* _Exercise instructions_:
Please transcribe the records precisely; pictures stay out of your copy.
[START Available data]
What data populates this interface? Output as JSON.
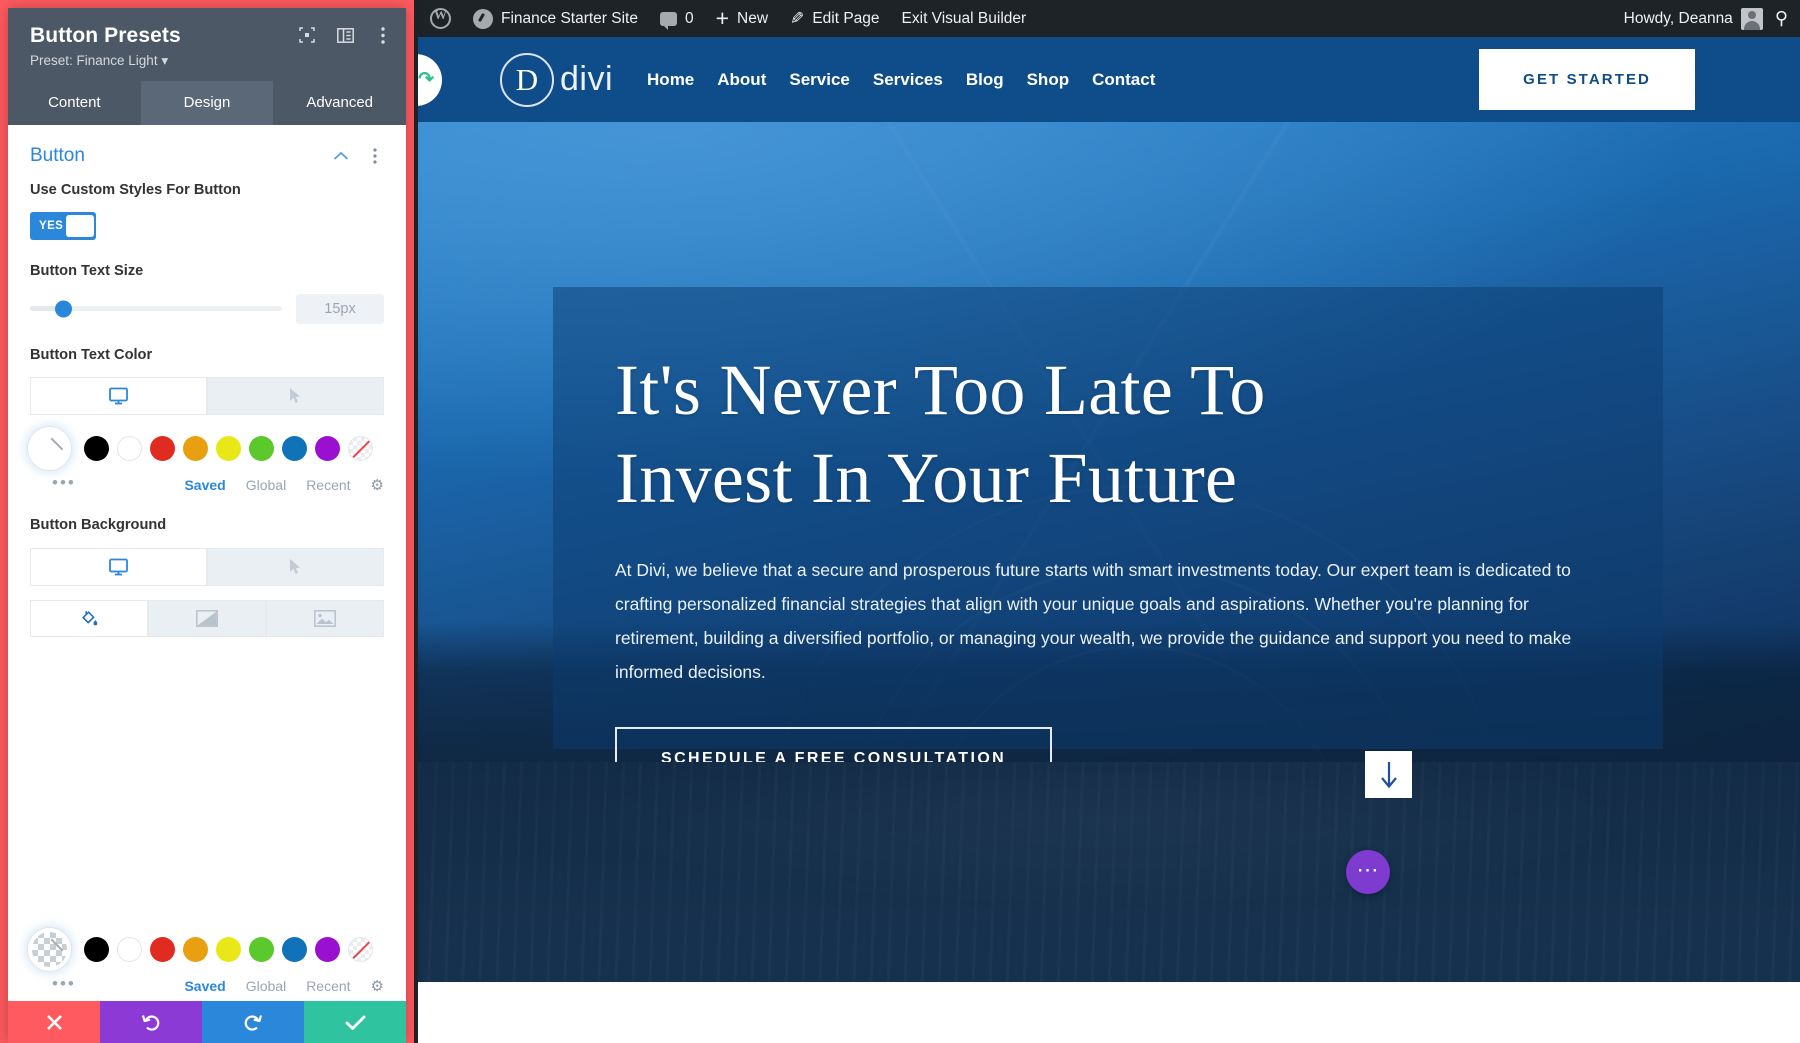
{
  "admin_bar": {
    "site_title": "Finance Starter Site",
    "comments_count": "0",
    "new_label": "New",
    "edit_page_label": "Edit Page",
    "exit_builder_label": "Exit Visual Builder",
    "howdy": "Howdy, Deanna",
    "wp_logo_icon": "wordpress-logo-icon",
    "site_icon": "site-dashboard-icon",
    "comment_icon": "comment-bubble-icon",
    "plus_icon": "plus-icon",
    "pencil_icon": "pencil-icon",
    "avatar_icon": "user-avatar-icon",
    "search_icon": "search-icon"
  },
  "site": {
    "logo_letter": "D",
    "logo_word": "divi",
    "nav": [
      {
        "label": "Home"
      },
      {
        "label": "About"
      },
      {
        "label": "Service"
      },
      {
        "label": "Services"
      },
      {
        "label": "Blog"
      },
      {
        "label": "Shop"
      },
      {
        "label": "Contact"
      }
    ],
    "cta_label": "GET STARTED",
    "divi_tab_icon": "divi-reload-icon"
  },
  "hero": {
    "title_line_1": "It's Never Too Late To",
    "title_line_2": "Invest In Your Future",
    "paragraph": "At Divi, we believe that a secure and prosperous future starts with smart investments today. Our expert team is dedicated to crafting personalized financial strategies that align with your unique goals and aspirations. Whether you're planning for retirement, building a diversified portfolio, or managing your wealth, we provide the guidance and support you need to make informed decisions.",
    "cta_label": "SCHEDULE A FREE CONSULTATION",
    "scroll_down_icon": "arrow-down-icon",
    "fab_icon": "ellipsis-icon"
  },
  "modal": {
    "title": "Button Presets",
    "subtitle": "Preset: Finance Light",
    "head_icons": {
      "fullscreen": "fullscreen-icon",
      "layout": "panel-layout-icon",
      "more": "vertical-ellipsis-icon"
    },
    "tabs": [
      {
        "label": "Content",
        "active": false
      },
      {
        "label": "Design",
        "active": true
      },
      {
        "label": "Advanced",
        "active": false
      }
    ],
    "section": {
      "title": "Button",
      "collapse_icon": "chevron-up-icon",
      "more_icon": "vertical-ellipsis-icon"
    },
    "fields": {
      "custom_styles_label": "Use Custom Styles For Button",
      "toggle_value": "YES",
      "text_size_label": "Button Text Size",
      "text_size_value": "15px",
      "text_color_label": "Button Text Color",
      "background_label": "Button Background"
    },
    "device_tabs": [
      {
        "icon": "desktop-icon",
        "active": true
      },
      {
        "icon": "cursor-hover-icon",
        "active": false
      }
    ],
    "bg_type_tabs": [
      {
        "icon": "paint-bucket-icon",
        "active": true
      },
      {
        "icon": "gradient-icon",
        "active": false
      },
      {
        "icon": "image-icon",
        "active": false
      }
    ],
    "palette": [
      {
        "name": "black",
        "hex": "#000000"
      },
      {
        "name": "white",
        "hex": "#ffffff"
      },
      {
        "name": "red",
        "hex": "#e02b20"
      },
      {
        "name": "orange",
        "hex": "#e8a011"
      },
      {
        "name": "yellow",
        "hex": "#e8e818"
      },
      {
        "name": "green",
        "hex": "#5bc92b"
      },
      {
        "name": "blue",
        "hex": "#1073b8"
      },
      {
        "name": "purple",
        "hex": "#9b0fd1"
      },
      {
        "name": "none",
        "hex": "transparent"
      }
    ],
    "palette_tabs": [
      {
        "label": "Saved",
        "active": true
      },
      {
        "label": "Global",
        "active": false
      },
      {
        "label": "Recent",
        "active": false
      }
    ],
    "palette_settings_icon": "gear-icon",
    "more_dots": "•••",
    "action_bar": {
      "close_icon": "close-icon",
      "undo_icon": "undo-icon",
      "redo_icon": "redo-icon",
      "save_icon": "check-icon"
    },
    "accent_color": "#2b87da",
    "outline_color": "#ff5a5f"
  }
}
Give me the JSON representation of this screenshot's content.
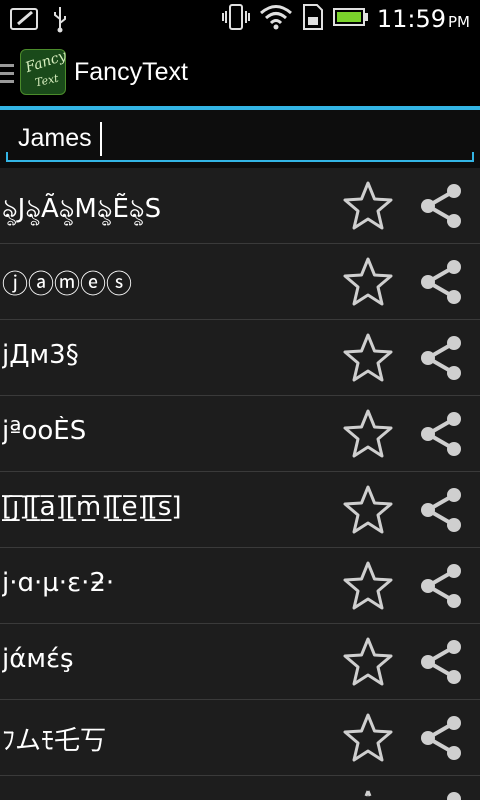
{
  "status_bar": {
    "time": "11:59",
    "ampm": "PM"
  },
  "action_bar": {
    "title": "FancyText",
    "app_icon_line1": "Fancy",
    "app_icon_line2": "Text"
  },
  "search": {
    "value": "James"
  },
  "items": [
    {
      "text": "ৡJৡÃৡMৡẼৡS"
    },
    {
      "text": "ⓙⓐⓜⓔⓢ"
    },
    {
      "text": "jДм3§"
    },
    {
      "text": "jªooÈS"
    },
    {
      "text": "[̲̅j̲̅][̲̅a̲̅][̲̅m̲̅][̲̅e̲̅][̲̅s̲̅]"
    },
    {
      "text": "j·ɑ·µ·ε·ƻ·"
    },
    {
      "text": "jάмέş"
    },
    {
      "text": "ﾌムﾓ乇丂"
    }
  ],
  "colors": {
    "accent": "#33b5e5",
    "background": "#1b1b1b",
    "bar": "#000000"
  }
}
[END Available data]
* _Solution to this task_:
What data populates this interface? Output as JSON.
{
  "admin_bar": {
    "site_title": "Finance Starter Site",
    "comments_count": "0",
    "new_label": "New",
    "edit_page_label": "Edit Page",
    "exit_builder_label": "Exit Visual Builder",
    "howdy": "Howdy, Deanna",
    "wp_logo_icon": "wordpress-logo-icon",
    "site_icon": "site-dashboard-icon",
    "comment_icon": "comment-bubble-icon",
    "plus_icon": "plus-icon",
    "pencil_icon": "pencil-icon",
    "avatar_icon": "user-avatar-icon",
    "search_icon": "search-icon"
  },
  "site": {
    "logo_letter": "D",
    "logo_word": "divi",
    "nav": [
      {
        "label": "Home"
      },
      {
        "label": "About"
      },
      {
        "label": "Service"
      },
      {
        "label": "Services"
      },
      {
        "label": "Blog"
      },
      {
        "label": "Shop"
      },
      {
        "label": "Contact"
      }
    ],
    "cta_label": "GET STARTED",
    "divi_tab_icon": "divi-reload-icon"
  },
  "hero": {
    "title_line_1": "It's Never Too Late To",
    "title_line_2": "Invest In Your Future",
    "paragraph": "At Divi, we believe that a secure and prosperous future starts with smart investments today. Our expert team is dedicated to crafting personalized financial strategies that align with your unique goals and aspirations. Whether you're planning for retirement, building a diversified portfolio, or managing your wealth, we provide the guidance and support you need to make informed decisions.",
    "cta_label": "SCHEDULE A FREE CONSULTATION",
    "scroll_down_icon": "arrow-down-icon",
    "fab_icon": "ellipsis-icon"
  },
  "modal": {
    "title": "Button Presets",
    "subtitle": "Preset: Finance Light",
    "head_icons": {
      "fullscreen": "fullscreen-icon",
      "layout": "panel-layout-icon",
      "more": "vertical-ellipsis-icon"
    },
    "tabs": [
      {
        "label": "Content",
        "active": false
      },
      {
        "label": "Design",
        "active": true
      },
      {
        "label": "Advanced",
        "active": false
      }
    ],
    "section": {
      "title": "Button",
      "collapse_icon": "chevron-up-icon",
      "more_icon": "vertical-ellipsis-icon"
    },
    "fields": {
      "custom_styles_label": "Use Custom Styles For Button",
      "toggle_value": "YES",
      "text_size_label": "Button Text Size",
      "text_size_value": "15px",
      "text_color_label": "Button Text Color",
      "background_label": "Button Background"
    },
    "device_tabs": [
      {
        "icon": "desktop-icon",
        "active": true
      },
      {
        "icon": "cursor-hover-icon",
        "active": false
      }
    ],
    "bg_type_tabs": [
      {
        "icon": "paint-bucket-icon",
        "active": true
      },
      {
        "icon": "gradient-icon",
        "active": false
      },
      {
        "icon": "image-icon",
        "active": false
      }
    ],
    "palette": [
      {
        "name": "black",
        "hex": "#000000"
      },
      {
        "name": "white",
        "hex": "#ffffff"
      },
      {
        "name": "red",
        "hex": "#e02b20"
      },
      {
        "name": "orange",
        "hex": "#e8a011"
      },
      {
        "name": "yellow",
        "hex": "#e8e818"
      },
      {
        "name": "green",
        "hex": "#5bc92b"
      },
      {
        "name": "blue",
        "hex": "#1073b8"
      },
      {
        "name": "purple",
        "hex": "#9b0fd1"
      },
      {
        "name": "none",
        "hex": "transparent"
      }
    ],
    "palette_tabs": [
      {
        "label": "Saved",
        "active": true
      },
      {
        "label": "Global",
        "active": false
      },
      {
        "label": "Recent",
        "active": false
      }
    ],
    "palette_settings_icon": "gear-icon",
    "more_dots": "•••",
    "action_bar": {
      "close_icon": "close-icon",
      "undo_icon": "undo-icon",
      "redo_icon": "redo-icon",
      "save_icon": "check-icon"
    },
    "accent_color": "#2b87da",
    "outline_color": "#ff5a5f"
  }
}
Give me the JSON representation of this screenshot's content.
{
  "status_bar": {
    "time": "11:59",
    "ampm": "PM"
  },
  "action_bar": {
    "title": "FancyText",
    "app_icon_line1": "Fancy",
    "app_icon_line2": "Text"
  },
  "search": {
    "value": "James"
  },
  "items": [
    {
      "text": "ৡJৡÃৡMৡẼৡS"
    },
    {
      "text": "ⓙⓐⓜⓔⓢ"
    },
    {
      "text": "jДм3§"
    },
    {
      "text": "jªooÈS"
    },
    {
      "text": "[̲̅j̲̅][̲̅a̲̅][̲̅m̲̅][̲̅e̲̅][̲̅s̲̅]"
    },
    {
      "text": "j·ɑ·µ·ε·ƻ·"
    },
    {
      "text": "jάмέş"
    },
    {
      "text": "ﾌムﾓ乇丂"
    }
  ],
  "colors": {
    "accent": "#33b5e5",
    "background": "#1b1b1b",
    "bar": "#000000"
  }
}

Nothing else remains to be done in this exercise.